> _WHAT THIS EXERCISE ASKS_:
- 1) Reproduce word for word the portion of the passage on politicians and illegal drug use between "When the rich" and "stigma for another.", inclusive.
- 2) Extend the passage on politicians and illegal drug use beyond its final sentence.

> _PASSAGE PROVIDED_:
When the rich and politically connected buy and use illegal
drugs, they rarely face criminal sanctions. In the United States
it's "alive and in graduate school" for one class of
citizens - prison and stigma for another.
It wasn't until a major news reporter said that G.W. Bush
"certainly did drugs until 1974"(1),
that the presidential candidate told reporters he "had not
used illegal drugs for the past 25 years."(2)
Few have forgotten Bill Clinton's MTV, "I didn't inhale,
didn't try it again . . . but I wish I had," lines.
Al Gore admits to illegal drug use in college and the Army.
A co-worker, and close friend at the Tennessean newspaper, supported
allegations of regular recreational marijuana use by Gore.(3)
The most candid admission of past illegal drug use is from
former House Speaker Newt Gingrich, who declared, "Smoking
marijuana was a sign we were alive and in graduate school in
that era." (4) Today he
is a 'senior fellow' with the American Enterprise Institute.
These four men, equally representing Democrats and Republicans,
used their political office to intensify the war on drugs by
broadening police powers, search and seizure, and mandatory prison
sentences. Each are responsible for expanding prosecutorial authority
- all at the cost of ordinary citizens' civil liberties.

> _EXTRACTED INFORMATION_:
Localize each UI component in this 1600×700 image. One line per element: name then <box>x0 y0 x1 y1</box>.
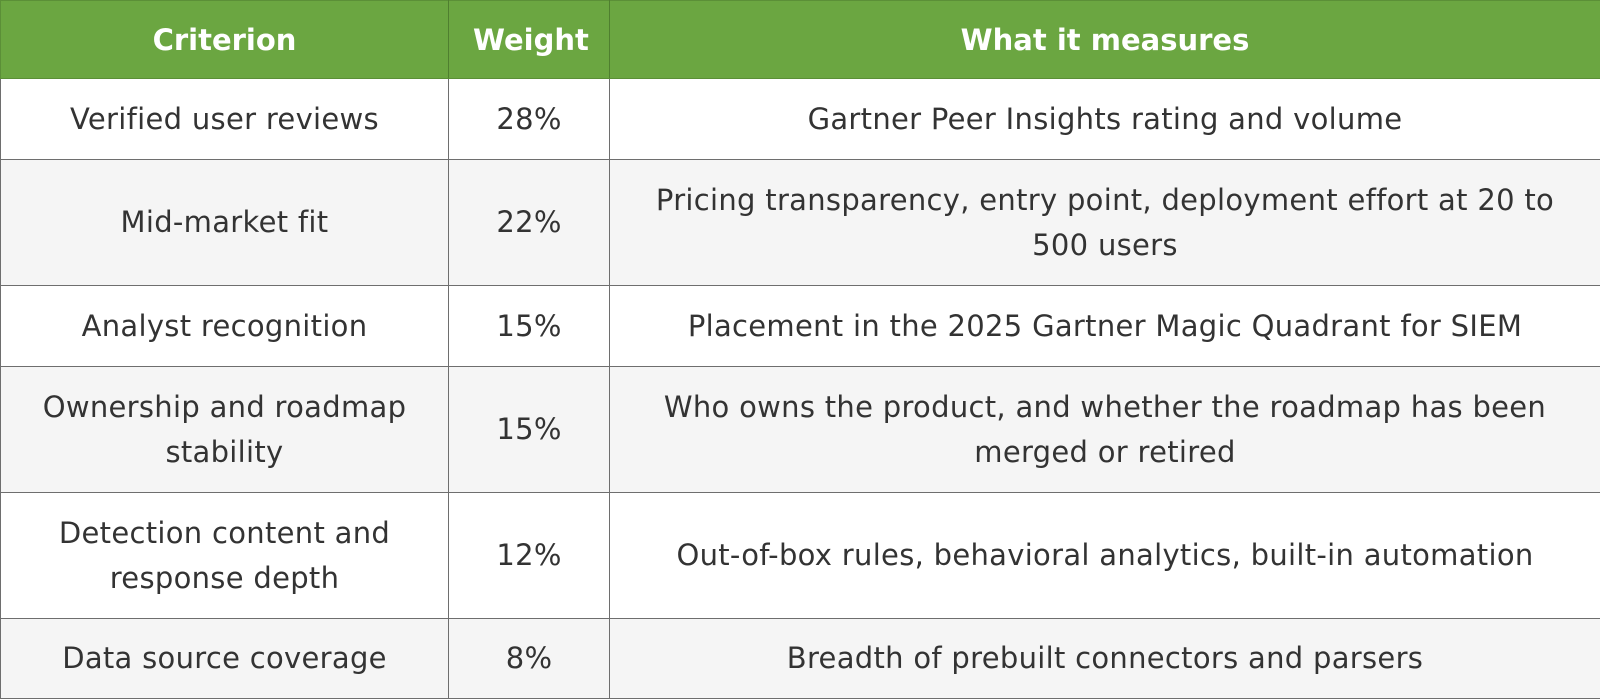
criterion-cell: Mid-market fit <box>0 159 449 286</box>
table-row: Data source coverage 8% Breadth of prebu… <box>0 618 1600 699</box>
criterion-cell: Detection content and response depth <box>0 492 449 619</box>
measures-cell: Breadth of prebuilt connectors and parse… <box>609 618 1600 699</box>
table-row: Ownership and roadmap stability 15% Who … <box>0 366 1600 493</box>
weight-cell: 12% <box>448 492 610 619</box>
criterion-cell: Ownership and roadmap stability <box>0 366 449 493</box>
criterion-cell: Verified user reviews <box>0 78 449 160</box>
header-row: Criterion Weight What it measures <box>0 0 1600 79</box>
measures-cell: Who owns the product, and whether the ro… <box>609 366 1600 493</box>
criterion-cell: Data source coverage <box>0 618 449 699</box>
weight-cell: 8% <box>448 618 610 699</box>
weight-cell: 15% <box>448 285 610 367</box>
table-row: Verified user reviews 28% Gartner Peer I… <box>0 78 1600 160</box>
column-header-weight: Weight <box>448 0 610 79</box>
weight-cell: 28% <box>448 78 610 160</box>
weight-cell: 15% <box>448 366 610 493</box>
column-header-criterion: Criterion <box>0 0 449 79</box>
measures-cell: Pricing transparency, entry point, deplo… <box>609 159 1600 286</box>
measures-cell: Out-of-box rules, behavioral analytics, … <box>609 492 1600 619</box>
table-body: Verified user reviews 28% Gartner Peer I… <box>0 78 1600 699</box>
weight-cell: 22% <box>448 159 610 286</box>
table-row: Analyst recognition 15% Placement in the… <box>0 285 1600 367</box>
table-row: Mid-market fit 22% Pricing transparency,… <box>0 159 1600 286</box>
column-header-what-it-measures: What it measures <box>609 0 1600 79</box>
measures-cell: Gartner Peer Insights rating and volume <box>609 78 1600 160</box>
measures-cell: Placement in the 2025 Gartner Magic Quad… <box>609 285 1600 367</box>
table-header: Criterion Weight What it measures <box>0 0 1600 79</box>
criterion-cell: Analyst recognition <box>0 285 449 367</box>
table-row: Detection content and response depth 12%… <box>0 492 1600 619</box>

> _THE RESULTS_:
- 1)
When the rich and politically connected buy and use illegal
drugs, they rarely face criminal sanctions. In the United States
it's "alive and in graduate school" for one class of
citizens - prison and stigma for another.

- 2)
When Bush dodged questions of illegal drug use he said people
could "go find somebody else to vote for" and that
"voters are weary of the politics of personal destruction."(5)
Why must ordinary people's families be destroyed by drug arrest
and imprisonment?
The drug war has produced millions upon millions of life-long
felons. Today, on any given day in our country there are over
two million prisoners.
Incarceration rates of the last 25 years have made the United
States the world's leading jailer. The U.S. imprisons its citizens
at rates three to ten times higher than other democratic societies.
Punitive drug laws enacted in the 1980s, and to the present,
have resulted in 25% of all prisoners in the United States serving
time for a drug law violation. In the federal system, these people
make up about 60% of the prison population.
Many states, struggling to balance their budgets, are beginning
to release drug war and other nonviolent prisoners early. Meanwhile,
the Federal Bureau of Prisons is growing faster than any state
prison system in the country, with no parole or hope of early
release.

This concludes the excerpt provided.